>> BEGIN Dataset content

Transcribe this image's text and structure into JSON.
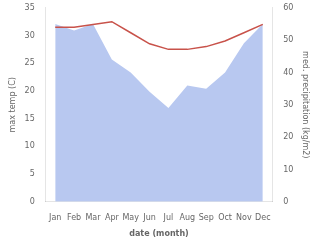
{
  "chart_data": {
    "type": "line",
    "xlabel": "date (month)",
    "ylabel": "max temp (C)",
    "y2label": "med. precipitation (kg/m2)",
    "categories": [
      "Jan",
      "Feb",
      "Mar",
      "Apr",
      "May",
      "Jun",
      "Jul",
      "Aug",
      "Sep",
      "Oct",
      "Nov",
      "Dec"
    ],
    "series": [
      {
        "type": "area",
        "color": "#b8c8f0",
        "axis": "y2",
        "values": [
          55.0,
          53.0,
          55.0,
          44.0,
          40.0,
          34.0,
          29.0,
          36.0,
          35.0,
          40.0,
          49.0,
          55.0
        ]
      },
      {
        "type": "line",
        "color": "#c8524a",
        "values": [
          31.5,
          31.5,
          32.0,
          32.5,
          30.5,
          28.5,
          27.5,
          27.5,
          28.0,
          29.0,
          30.5,
          32.0
        ]
      }
    ],
    "ylim": [
      0,
      35
    ],
    "yticks": [
      0,
      5,
      10,
      15,
      20,
      25,
      30,
      35
    ],
    "y2lim": [
      0,
      60
    ],
    "y2ticks": [
      0,
      10,
      20,
      30,
      40,
      50,
      60
    ],
    "grid": false
  }
}
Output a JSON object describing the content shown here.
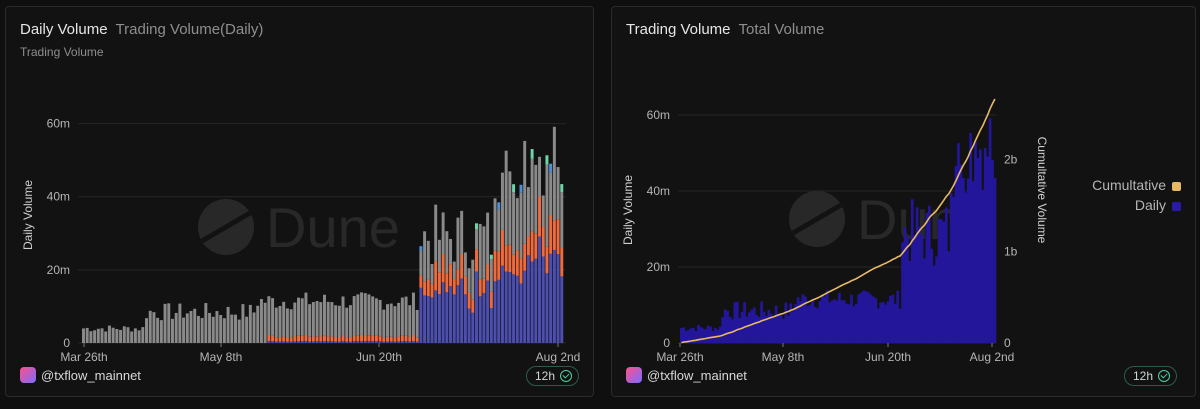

>> END Dataset content

== Exercise details ==
Quote every line word for word and keep the images out of the copy.

== Exercise solution ==
Transcribe this image's text and structure into JSON.
{
  "chart_data": {
    "type": "line",
    "xlabel": "date (month)",
    "ylabel": "max temp (C)",
    "y2label": "med. precipitation (kg/m2)",
    "categories": [
      "Jan",
      "Feb",
      "Mar",
      "Apr",
      "May",
      "Jun",
      "Jul",
      "Aug",
      "Sep",
      "Oct",
      "Nov",
      "Dec"
    ],
    "series": [
      {
        "type": "area",
        "color": "#b8c8f0",
        "axis": "y2",
        "values": [
          55.0,
          53.0,
          55.0,
          44.0,
          40.0,
          34.0,
          29.0,
          36.0,
          35.0,
          40.0,
          49.0,
          55.0
        ]
      },
      {
        "type": "line",
        "color": "#c8524a",
        "values": [
          31.5,
          31.5,
          32.0,
          32.5,
          30.5,
          28.5,
          27.5,
          27.5,
          28.0,
          29.0,
          30.5,
          32.0
        ]
      }
    ],
    "ylim": [
      0,
      35
    ],
    "yticks": [
      0,
      5,
      10,
      15,
      20,
      25,
      30,
      35
    ],
    "y2lim": [
      0,
      60
    ],
    "y2ticks": [
      0,
      10,
      20,
      30,
      40,
      50,
      60
    ],
    "grid": false
  }
}
Output a JSON object describing the content shown here.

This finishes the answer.